## YOUR TASK
Reproduce all the entries exactly.

## START PROVIDED MATERIAL

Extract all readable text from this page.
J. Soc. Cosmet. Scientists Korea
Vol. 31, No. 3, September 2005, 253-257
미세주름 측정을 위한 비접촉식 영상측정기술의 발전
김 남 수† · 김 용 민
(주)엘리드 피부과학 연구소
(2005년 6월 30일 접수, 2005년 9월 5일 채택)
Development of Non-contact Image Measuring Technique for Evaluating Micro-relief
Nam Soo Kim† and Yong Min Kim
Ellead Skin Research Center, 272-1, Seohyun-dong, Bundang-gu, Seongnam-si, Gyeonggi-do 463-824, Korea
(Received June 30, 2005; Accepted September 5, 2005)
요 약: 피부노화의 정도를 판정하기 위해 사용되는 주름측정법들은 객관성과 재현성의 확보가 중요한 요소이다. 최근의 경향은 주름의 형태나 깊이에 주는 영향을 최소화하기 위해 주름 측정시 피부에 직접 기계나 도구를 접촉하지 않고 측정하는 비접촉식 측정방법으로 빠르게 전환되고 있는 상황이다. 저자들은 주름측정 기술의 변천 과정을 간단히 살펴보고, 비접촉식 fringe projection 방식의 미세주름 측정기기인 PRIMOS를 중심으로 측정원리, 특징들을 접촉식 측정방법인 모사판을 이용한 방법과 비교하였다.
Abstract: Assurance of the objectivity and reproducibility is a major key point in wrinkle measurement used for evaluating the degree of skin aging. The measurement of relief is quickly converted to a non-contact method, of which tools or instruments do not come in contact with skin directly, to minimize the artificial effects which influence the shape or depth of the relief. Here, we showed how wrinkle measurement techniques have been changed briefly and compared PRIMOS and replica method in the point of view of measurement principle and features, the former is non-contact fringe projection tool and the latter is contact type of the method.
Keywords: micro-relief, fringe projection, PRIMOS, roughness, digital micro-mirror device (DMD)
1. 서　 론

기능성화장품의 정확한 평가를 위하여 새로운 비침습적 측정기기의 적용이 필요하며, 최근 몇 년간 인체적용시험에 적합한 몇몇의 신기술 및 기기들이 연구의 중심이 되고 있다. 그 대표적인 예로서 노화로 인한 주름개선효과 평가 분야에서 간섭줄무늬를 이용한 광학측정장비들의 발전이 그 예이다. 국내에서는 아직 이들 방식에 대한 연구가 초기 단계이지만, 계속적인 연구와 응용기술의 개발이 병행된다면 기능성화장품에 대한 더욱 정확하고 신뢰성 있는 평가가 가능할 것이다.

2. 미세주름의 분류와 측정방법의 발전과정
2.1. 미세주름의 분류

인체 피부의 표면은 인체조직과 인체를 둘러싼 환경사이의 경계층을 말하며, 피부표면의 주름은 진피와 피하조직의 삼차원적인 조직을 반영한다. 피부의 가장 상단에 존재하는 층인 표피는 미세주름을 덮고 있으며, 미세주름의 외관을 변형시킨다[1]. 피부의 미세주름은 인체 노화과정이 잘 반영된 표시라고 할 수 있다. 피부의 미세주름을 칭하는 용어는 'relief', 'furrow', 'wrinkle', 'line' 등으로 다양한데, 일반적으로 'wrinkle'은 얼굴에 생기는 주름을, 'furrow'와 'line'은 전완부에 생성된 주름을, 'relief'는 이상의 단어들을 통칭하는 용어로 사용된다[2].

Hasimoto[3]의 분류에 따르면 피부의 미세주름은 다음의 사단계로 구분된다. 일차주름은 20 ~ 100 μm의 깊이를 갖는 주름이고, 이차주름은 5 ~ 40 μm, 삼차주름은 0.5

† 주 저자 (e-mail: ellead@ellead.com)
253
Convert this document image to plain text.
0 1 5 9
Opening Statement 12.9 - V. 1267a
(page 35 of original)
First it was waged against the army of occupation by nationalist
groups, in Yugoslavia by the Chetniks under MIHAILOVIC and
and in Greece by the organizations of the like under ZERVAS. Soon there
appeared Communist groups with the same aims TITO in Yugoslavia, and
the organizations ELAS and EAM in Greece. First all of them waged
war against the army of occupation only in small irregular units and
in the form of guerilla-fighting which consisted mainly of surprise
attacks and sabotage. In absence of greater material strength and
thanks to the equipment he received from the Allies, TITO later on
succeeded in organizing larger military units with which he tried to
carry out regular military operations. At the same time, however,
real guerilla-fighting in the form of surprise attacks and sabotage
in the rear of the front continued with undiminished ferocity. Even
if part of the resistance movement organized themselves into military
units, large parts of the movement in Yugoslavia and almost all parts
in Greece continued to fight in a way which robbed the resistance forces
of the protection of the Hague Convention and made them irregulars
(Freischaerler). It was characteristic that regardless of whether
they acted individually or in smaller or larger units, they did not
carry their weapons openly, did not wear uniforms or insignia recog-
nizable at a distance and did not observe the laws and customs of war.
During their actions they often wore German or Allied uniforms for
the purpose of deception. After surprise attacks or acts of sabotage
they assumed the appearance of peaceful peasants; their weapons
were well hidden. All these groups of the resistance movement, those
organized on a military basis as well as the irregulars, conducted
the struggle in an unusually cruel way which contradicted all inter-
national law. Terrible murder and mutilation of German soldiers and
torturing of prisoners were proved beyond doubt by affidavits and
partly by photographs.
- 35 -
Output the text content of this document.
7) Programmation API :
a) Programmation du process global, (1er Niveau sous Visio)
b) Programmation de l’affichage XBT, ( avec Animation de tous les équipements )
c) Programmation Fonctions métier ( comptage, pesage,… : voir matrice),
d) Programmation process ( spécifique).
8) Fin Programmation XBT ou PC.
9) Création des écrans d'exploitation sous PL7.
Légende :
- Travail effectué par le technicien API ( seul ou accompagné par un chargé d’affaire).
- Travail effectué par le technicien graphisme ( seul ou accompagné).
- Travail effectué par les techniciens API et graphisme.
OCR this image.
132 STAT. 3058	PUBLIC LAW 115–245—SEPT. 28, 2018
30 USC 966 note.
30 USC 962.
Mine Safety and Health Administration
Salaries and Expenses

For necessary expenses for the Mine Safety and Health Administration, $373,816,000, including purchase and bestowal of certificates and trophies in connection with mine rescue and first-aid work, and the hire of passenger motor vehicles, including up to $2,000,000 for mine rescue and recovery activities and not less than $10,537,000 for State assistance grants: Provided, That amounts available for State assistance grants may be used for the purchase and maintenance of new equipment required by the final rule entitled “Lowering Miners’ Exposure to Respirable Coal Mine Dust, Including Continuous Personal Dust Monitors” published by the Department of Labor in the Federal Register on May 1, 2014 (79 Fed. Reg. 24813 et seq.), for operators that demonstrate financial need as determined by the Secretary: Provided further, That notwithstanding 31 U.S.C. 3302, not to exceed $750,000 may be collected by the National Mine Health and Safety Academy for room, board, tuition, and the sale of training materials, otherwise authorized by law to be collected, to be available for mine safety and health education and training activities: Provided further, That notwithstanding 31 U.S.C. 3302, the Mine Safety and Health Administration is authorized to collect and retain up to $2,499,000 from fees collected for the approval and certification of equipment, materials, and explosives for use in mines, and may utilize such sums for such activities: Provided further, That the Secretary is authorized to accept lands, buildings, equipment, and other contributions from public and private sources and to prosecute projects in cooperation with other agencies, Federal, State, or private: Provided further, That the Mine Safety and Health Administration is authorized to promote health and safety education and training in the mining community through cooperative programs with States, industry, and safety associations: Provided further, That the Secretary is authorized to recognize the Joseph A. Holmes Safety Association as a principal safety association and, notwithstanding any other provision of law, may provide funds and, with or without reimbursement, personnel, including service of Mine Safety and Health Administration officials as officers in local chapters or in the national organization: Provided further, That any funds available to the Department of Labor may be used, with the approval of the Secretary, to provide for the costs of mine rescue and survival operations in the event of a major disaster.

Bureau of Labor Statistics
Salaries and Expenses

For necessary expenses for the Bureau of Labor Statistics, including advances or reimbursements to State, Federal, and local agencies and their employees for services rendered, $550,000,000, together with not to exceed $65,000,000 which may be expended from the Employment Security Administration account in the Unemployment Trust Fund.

## END PROVIDED MATERIAL

## REPLY TO THE EXERCISE
Extract all readable text from this page.
J. Soc. Cosmet. Scientists Korea
Vol. 31, No. 3, September 2005, 253-257
미세주름 측정을 위한 비접촉식 영상측정기술의 발전
김 남 수† · 김 용 민
(주)엘리드 피부과학 연구소
(2005년 6월 30일 접수, 2005년 9월 5일 채택)
Development of Non-contact Image Measuring Technique for Evaluating Micro-relief
Nam Soo Kim† and Yong Min Kim
Ellead Skin Research Center, 272-1, Seohyun-dong, Bundang-gu, Seongnam-si, Gyeonggi-do 463-824, Korea
(Received June 30, 2005; Accepted September 5, 2005)
요 약: 피부노화의 정도를 판정하기 위해 사용되는 주름측정법들은 객관성과 재현성의 확보가 중요한 요소이다. 최근의 경향은 주름의 형태나 깊이에 주는 영향을 최소화하기 위해 주름 측정시 피부에 직접 기계나 도구를 접촉하지 않고 측정하는 비접촉식 측정방법으로 빠르게 전환되고 있는 상황이다. 저자들은 주름측정 기술의 변천 과정을 간단히 살펴보고, 비접촉식 fringe projection 방식의 미세주름 측정기기인 PRIMOS를 중심으로 측정원리, 특징들을 접촉식 측정방법인 모사판을 이용한 방법과 비교하였다.
Abstract: Assurance of the objectivity and reproducibility is a major key point in wrinkle measurement used for evaluating the degree of skin aging. The measurement of relief is quickly converted to a non-contact method, of which tools or instruments do not come in contact with skin directly, to minimize the artificial effects which influence the shape or depth of the relief. Here, we showed how wrinkle measurement techniques have been changed briefly and compared PRIMOS and replica method in the point of view of measurement principle and features, the former is non-contact fringe projection tool and the latter is contact type of the method.
Keywords: micro-relief, fringe projection, PRIMOS, roughness, digital micro-mirror device (DMD)
1. 서　 론

기능성화장품의 정확한 평가를 위하여 새로운 비침습적 측정기기의 적용이 필요하며, 최근 몇 년간 인체적용시험에 적합한 몇몇의 신기술 및 기기들이 연구의 중심이 되고 있다. 그 대표적인 예로서 노화로 인한 주름개선효과 평가 분야에서 간섭줄무늬를 이용한 광학측정장비들의 발전이 그 예이다. 국내에서는 아직 이들 방식에 대한 연구가 초기 단계이지만, 계속적인 연구와 응용기술의 개발이 병행된다면 기능성화장품에 대한 더욱 정확하고 신뢰성 있는 평가가 가능할 것이다.

2. 미세주름의 분류와 측정방법의 발전과정
2.1. 미세주름의 분류

인체 피부의 표면은 인체조직과 인체를 둘러싼 환경사이의 경계층을 말하며, 피부표면의 주름은 진피와 피하조직의 삼차원적인 조직을 반영한다. 피부의 가장 상단에 존재하는 층인 표피는 미세주름을 덮고 있으며, 미세주름의 외관을 변형시킨다[1]. 피부의 미세주름은 인체 노화과정이 잘 반영된 표시라고 할 수 있다. 피부의 미세주름을 칭하는 용어는 'relief', 'furrow', 'wrinkle', 'line' 등으로 다양한데, 일반적으로 'wrinkle'은 얼굴에 생기는 주름을, 'furrow'와 'line'은 전완부에 생성된 주름을, 'relief'는 이상의 단어들을 통칭하는 용어로 사용된다[2].

Hasimoto[3]의 분류에 따르면 피부의 미세주름은 다음의 사단계로 구분된다. 일차주름은 20 ~ 100 μm의 깊이를 갖는 주름이고, 이차주름은 5 ~ 40 μm, 삼차주름은 0.5

† 주 저자 (e-mail: ellead@ellead.com)
253
Convert this document image to plain text.
0 1 5 9
Opening Statement 12.9 - V. 1267a
(page 35 of original)
First it was waged against the army of occupation by nationalist
groups, in Yugoslavia by the Chetniks under MIHAILOVIC and
and in Greece by the organizations of the like under ZERVAS. Soon there
appeared Communist groups with the same aims TITO in Yugoslavia, and
the organizations ELAS and EAM in Greece. First all of them waged
war against the army of occupation only in small irregular units and
in the form of guerilla-fighting which consisted mainly of surprise
attacks and sabotage. In absence of greater material strength and
thanks to the equipment he received from the Allies, TITO later on
succeeded in organizing larger military units with which he tried to
carry out regular military operations. At the same time, however,
real guerilla-fighting in the form of surprise attacks and sabotage
in the rear of the front continued with undiminished ferocity. Even
if part of the resistance movement organized themselves into military
units, large parts of the movement in Yugoslavia and almost all parts
in Greece continued to fight in a way which robbed the resistance forces
of the protection of the Hague Convention and made them irregulars
(Freischaerler). It was characteristic that regardless of whether
they acted individually or in smaller or larger units, they did not
carry their weapons openly, did not wear uniforms or insignia recog-
nizable at a distance and did not observe the laws and customs of war.
During their actions they often wore German or Allied uniforms for
the purpose of deception. After surprise attacks or acts of sabotage
they assumed the appearance of peaceful peasants; their weapons
were well hidden. All these groups of the resistance movement, those
organized on a military basis as well as the irregulars, conducted
the struggle in an unusually cruel way which contradicted all inter-
national law. Terrible murder and mutilation of German soldiers and
torturing of prisoners were proved beyond doubt by affidavits and
partly by photographs.
- 35 -
Output the text content of this document.
7) Programmation API :
a) Programmation du process global, (1er Niveau sous Visio)
b) Programmation de l’affichage XBT, ( avec Animation de tous les équipements )
c) Programmation Fonctions métier ( comptage, pesage,… : voir matrice),
d) Programmation process ( spécifique).
8) Fin Programmation XBT ou PC.
9) Création des écrans d'exploitation sous PL7.
Légende :
- Travail effectué par le technicien API ( seul ou accompagné par un chargé d’affaire).
- Travail effectué par le technicien graphisme ( seul ou accompagné).
- Travail effectué par les techniciens API et graphisme.
OCR this image.
132 STAT. 3058	PUBLIC LAW 115–245—SEPT. 28, 2018
30 USC 966 note.
30 USC 962.
Mine Safety and Health Administration
Salaries and Expenses

For necessary expenses for the Mine Safety and Health Administration, $373,816,000, including purchase and bestowal of certificates and trophies in connection with mine rescue and first-aid work, and the hire of passenger motor vehicles, including up to $2,000,000 for mine rescue and recovery activities and not less than $10,537,000 for State assistance grants: Provided, That amounts available for State assistance grants may be used for the purchase and maintenance of new equipment required by the final rule entitled “Lowering Miners’ Exposure to Respirable Coal Mine Dust, Including Continuous Personal Dust Monitors” published by the Department of Labor in the Federal Register on May 1, 2014 (79 Fed. Reg. 24813 et seq.), for operators that demonstrate financial need as determined by the Secretary: Provided further, That notwithstanding 31 U.S.C. 3302, not to exceed $750,000 may be collected by the National Mine Health and Safety Academy for room, board, tuition, and the sale of training materials, otherwise authorized by law to be collected, to be available for mine safety and health education and training activities: Provided further, That notwithstanding 31 U.S.C. 3302, the Mine Safety and Health Administration is authorized to collect and retain up to $2,499,000 from fees collected for the approval and certification of equipment, materials, and explosives for use in mines, and may utilize such sums for such activities: Provided further, That the Secretary is authorized to accept lands, buildings, equipment, and other contributions from public and private sources and to prosecute projects in cooperation with other agencies, Federal, State, or private: Provided further, That the Mine Safety and Health Administration is authorized to promote health and safety education and training in the mining community through cooperative programs with States, industry, and safety associations: Provided further, That the Secretary is authorized to recognize the Joseph A. Holmes Safety Association as a principal safety association and, notwithstanding any other provision of law, may provide funds and, with or without reimbursement, personnel, including service of Mine Safety and Health Administration officials as officers in local chapters or in the national organization: Provided further, That any funds available to the Department of Labor may be used, with the approval of the Secretary, to provide for the costs of mine rescue and survival operations in the event of a major disaster.

Bureau of Labor Statistics
Salaries and Expenses

For necessary expenses for the Bureau of Labor Statistics, including advances or reimbursements to State, Federal, and local agencies and their employees for services rendered, $550,000,000, together with not to exceed $65,000,000 which may be expended from the Employment Security Administration account in the Unemployment Trust Fund.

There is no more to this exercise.